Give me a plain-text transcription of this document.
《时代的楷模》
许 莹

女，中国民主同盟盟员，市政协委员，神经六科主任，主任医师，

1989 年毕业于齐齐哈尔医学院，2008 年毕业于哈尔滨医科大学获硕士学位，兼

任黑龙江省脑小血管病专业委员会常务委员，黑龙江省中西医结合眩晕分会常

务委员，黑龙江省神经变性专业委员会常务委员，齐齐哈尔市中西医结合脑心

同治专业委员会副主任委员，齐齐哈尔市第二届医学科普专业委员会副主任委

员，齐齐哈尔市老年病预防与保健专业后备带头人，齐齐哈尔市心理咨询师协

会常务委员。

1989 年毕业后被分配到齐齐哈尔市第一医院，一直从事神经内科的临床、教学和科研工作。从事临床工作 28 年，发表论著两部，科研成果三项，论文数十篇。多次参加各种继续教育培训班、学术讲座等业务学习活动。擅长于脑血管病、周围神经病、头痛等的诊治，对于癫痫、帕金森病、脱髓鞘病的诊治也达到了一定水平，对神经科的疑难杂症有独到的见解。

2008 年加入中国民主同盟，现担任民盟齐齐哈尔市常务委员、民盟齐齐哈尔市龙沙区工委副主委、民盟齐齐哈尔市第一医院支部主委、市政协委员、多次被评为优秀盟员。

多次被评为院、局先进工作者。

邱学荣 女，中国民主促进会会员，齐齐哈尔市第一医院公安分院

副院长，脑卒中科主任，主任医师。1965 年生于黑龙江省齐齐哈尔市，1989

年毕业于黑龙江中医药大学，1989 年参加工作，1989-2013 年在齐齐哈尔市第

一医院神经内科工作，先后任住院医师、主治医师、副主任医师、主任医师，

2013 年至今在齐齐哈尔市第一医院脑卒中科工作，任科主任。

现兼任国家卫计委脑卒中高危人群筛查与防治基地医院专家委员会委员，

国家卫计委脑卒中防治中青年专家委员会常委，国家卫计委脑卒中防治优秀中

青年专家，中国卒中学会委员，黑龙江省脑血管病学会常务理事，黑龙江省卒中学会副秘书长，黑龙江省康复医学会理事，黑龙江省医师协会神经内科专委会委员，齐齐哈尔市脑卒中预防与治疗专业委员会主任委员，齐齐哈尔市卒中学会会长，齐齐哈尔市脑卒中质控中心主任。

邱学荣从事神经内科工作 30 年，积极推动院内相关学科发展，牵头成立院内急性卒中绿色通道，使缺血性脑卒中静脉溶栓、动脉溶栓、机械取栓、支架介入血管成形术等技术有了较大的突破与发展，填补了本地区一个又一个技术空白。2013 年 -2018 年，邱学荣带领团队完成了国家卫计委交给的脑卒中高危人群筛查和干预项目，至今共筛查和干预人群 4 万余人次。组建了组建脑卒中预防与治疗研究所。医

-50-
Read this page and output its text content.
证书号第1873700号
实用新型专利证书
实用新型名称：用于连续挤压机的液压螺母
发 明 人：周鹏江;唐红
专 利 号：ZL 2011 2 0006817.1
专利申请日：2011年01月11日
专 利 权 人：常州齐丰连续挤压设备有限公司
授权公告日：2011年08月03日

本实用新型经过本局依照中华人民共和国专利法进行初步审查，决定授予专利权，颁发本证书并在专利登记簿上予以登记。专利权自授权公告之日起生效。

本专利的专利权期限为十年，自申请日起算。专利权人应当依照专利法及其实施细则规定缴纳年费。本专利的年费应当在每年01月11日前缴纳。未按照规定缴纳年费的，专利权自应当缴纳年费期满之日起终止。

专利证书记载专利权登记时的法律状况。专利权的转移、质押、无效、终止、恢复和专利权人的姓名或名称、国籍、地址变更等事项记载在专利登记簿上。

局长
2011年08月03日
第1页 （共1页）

Your instructions:
Collect, from the material above, every line containing the word "text".

Worked answer:
Give me a plain-text transcription of this document.
Read this page and output its text content.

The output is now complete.